* _Direction_
Copy out the lines that include the word "email".

* _Data supplied_
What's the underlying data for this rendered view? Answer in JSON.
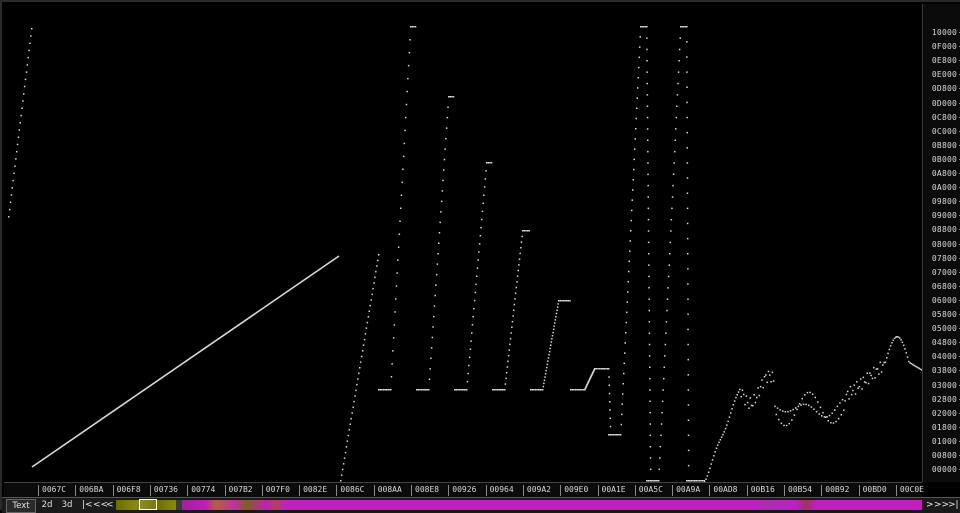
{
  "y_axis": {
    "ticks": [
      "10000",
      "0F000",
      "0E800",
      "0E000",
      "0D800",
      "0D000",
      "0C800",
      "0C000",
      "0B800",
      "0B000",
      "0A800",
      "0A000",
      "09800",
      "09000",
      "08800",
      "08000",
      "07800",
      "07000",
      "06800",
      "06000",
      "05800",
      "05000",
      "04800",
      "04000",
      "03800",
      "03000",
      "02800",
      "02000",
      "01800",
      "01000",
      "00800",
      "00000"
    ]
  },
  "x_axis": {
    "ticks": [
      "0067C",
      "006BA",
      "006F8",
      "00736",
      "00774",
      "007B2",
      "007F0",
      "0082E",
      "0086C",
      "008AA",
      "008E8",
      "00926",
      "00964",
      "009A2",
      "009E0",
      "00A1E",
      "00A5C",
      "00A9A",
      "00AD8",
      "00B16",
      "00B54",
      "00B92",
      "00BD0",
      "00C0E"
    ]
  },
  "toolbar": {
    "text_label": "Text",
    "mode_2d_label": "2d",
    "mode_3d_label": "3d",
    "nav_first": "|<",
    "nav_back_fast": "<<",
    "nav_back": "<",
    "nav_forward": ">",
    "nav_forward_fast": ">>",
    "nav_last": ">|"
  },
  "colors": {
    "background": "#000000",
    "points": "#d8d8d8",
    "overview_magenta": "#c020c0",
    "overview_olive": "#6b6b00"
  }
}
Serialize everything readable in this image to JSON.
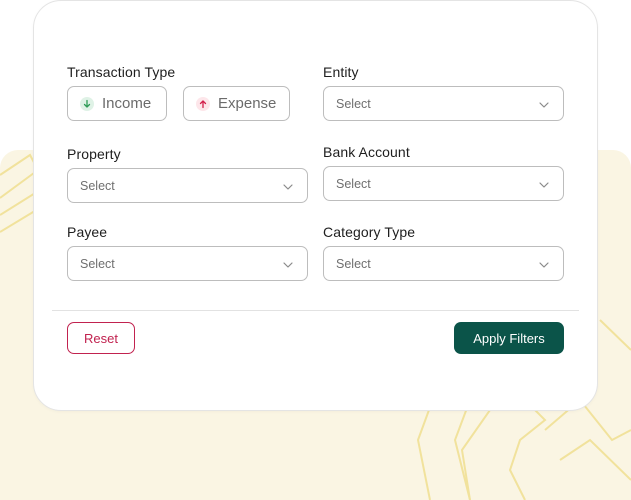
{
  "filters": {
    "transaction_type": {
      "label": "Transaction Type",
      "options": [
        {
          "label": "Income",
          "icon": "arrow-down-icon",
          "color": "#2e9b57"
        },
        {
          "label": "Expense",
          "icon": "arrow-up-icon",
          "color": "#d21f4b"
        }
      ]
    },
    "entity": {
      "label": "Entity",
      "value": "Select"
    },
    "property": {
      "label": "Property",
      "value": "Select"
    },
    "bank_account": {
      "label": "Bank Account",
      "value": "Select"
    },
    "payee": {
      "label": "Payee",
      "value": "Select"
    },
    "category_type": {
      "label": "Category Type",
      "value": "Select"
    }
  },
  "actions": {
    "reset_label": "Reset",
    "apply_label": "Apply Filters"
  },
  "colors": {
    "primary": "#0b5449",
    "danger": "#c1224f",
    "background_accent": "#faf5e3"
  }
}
* * *
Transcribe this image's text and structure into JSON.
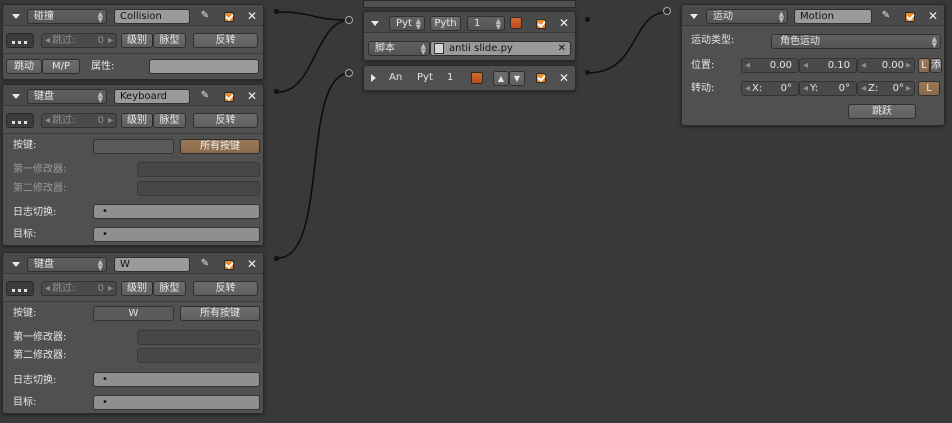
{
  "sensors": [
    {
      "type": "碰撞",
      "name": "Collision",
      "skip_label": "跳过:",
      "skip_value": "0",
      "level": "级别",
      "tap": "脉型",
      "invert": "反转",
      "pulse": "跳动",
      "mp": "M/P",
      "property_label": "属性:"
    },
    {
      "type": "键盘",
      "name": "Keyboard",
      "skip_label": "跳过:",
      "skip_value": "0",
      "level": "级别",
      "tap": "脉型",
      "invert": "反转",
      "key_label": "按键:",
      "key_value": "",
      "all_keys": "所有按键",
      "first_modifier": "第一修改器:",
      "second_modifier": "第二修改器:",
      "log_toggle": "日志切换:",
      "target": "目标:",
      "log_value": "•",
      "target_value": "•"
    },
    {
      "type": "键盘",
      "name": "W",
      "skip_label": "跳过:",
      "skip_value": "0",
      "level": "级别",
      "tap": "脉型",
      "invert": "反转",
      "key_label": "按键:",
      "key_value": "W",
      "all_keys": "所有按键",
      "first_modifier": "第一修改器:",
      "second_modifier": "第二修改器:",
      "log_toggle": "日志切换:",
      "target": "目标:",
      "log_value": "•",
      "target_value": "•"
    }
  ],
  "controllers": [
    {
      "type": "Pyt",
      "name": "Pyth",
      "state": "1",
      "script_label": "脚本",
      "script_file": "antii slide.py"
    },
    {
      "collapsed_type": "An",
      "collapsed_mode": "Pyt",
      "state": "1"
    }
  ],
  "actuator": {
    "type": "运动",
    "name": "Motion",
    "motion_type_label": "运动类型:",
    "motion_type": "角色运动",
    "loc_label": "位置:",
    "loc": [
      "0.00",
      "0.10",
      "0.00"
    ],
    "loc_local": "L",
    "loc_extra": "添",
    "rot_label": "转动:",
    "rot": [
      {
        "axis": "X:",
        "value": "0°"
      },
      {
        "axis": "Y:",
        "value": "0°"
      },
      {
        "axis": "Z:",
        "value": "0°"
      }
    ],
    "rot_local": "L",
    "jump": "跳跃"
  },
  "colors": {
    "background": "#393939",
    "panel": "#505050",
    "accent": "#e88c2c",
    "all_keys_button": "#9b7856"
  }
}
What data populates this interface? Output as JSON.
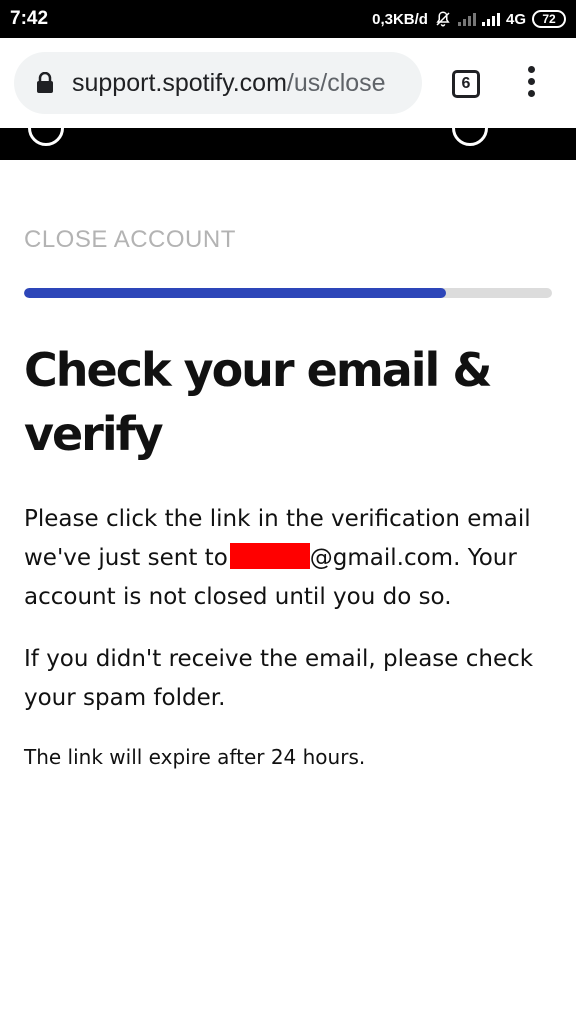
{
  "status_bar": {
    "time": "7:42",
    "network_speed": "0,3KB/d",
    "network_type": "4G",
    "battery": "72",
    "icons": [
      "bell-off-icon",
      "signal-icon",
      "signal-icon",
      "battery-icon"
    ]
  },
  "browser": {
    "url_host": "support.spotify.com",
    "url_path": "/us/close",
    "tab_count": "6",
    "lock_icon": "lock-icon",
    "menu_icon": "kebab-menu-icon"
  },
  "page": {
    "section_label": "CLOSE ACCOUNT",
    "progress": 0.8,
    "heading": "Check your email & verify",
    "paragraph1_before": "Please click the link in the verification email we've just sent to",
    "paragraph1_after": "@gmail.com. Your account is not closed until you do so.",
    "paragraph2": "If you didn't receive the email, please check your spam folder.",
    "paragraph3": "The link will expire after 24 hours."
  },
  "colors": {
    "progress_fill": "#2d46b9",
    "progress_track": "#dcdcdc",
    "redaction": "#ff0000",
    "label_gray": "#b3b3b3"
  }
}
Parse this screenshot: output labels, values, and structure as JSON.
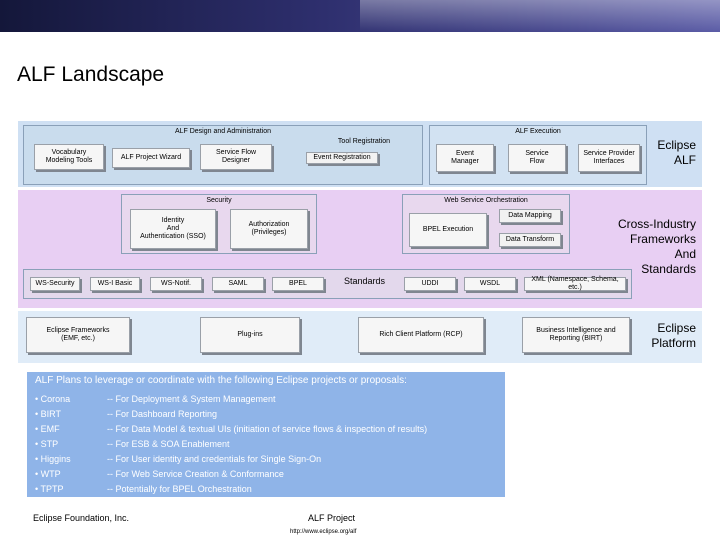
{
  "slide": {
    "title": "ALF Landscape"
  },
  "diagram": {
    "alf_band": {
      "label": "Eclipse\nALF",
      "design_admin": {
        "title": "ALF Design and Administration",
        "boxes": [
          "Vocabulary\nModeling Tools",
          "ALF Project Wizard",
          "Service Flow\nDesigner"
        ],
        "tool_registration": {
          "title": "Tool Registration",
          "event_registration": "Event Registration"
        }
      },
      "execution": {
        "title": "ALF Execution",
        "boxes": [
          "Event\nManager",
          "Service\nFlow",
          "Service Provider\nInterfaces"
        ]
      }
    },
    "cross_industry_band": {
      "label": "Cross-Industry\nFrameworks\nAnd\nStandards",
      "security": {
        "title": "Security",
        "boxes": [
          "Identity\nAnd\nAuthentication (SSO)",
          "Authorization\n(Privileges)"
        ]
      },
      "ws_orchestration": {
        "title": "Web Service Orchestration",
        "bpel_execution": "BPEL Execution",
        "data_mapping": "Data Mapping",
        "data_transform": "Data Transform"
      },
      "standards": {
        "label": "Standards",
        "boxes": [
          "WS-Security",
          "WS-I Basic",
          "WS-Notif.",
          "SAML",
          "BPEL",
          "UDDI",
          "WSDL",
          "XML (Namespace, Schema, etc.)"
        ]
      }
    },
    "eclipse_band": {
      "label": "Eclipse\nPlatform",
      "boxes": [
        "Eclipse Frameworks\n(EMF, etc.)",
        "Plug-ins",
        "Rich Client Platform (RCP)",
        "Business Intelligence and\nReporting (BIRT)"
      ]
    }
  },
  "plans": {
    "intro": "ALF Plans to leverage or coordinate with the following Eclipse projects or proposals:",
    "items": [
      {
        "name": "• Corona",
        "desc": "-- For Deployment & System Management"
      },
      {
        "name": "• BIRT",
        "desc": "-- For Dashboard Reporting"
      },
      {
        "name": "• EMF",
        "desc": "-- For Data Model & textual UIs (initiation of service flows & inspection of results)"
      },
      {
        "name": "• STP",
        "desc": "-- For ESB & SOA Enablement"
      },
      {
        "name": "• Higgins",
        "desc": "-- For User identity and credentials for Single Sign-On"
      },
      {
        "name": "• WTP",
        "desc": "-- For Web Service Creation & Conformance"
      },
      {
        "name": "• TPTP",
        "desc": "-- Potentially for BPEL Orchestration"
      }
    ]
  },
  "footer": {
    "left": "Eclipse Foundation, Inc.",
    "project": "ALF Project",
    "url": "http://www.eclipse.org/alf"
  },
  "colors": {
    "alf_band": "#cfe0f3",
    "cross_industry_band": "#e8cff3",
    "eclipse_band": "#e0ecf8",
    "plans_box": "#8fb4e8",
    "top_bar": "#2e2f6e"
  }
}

* _Solution to this problem_
    "heading": "Check your email & verify",
    "paragraph1_before": "Please click the link in the verification email we've just sent to",
    "paragraph2": "If you didn't receive the email, please check your spam folder.",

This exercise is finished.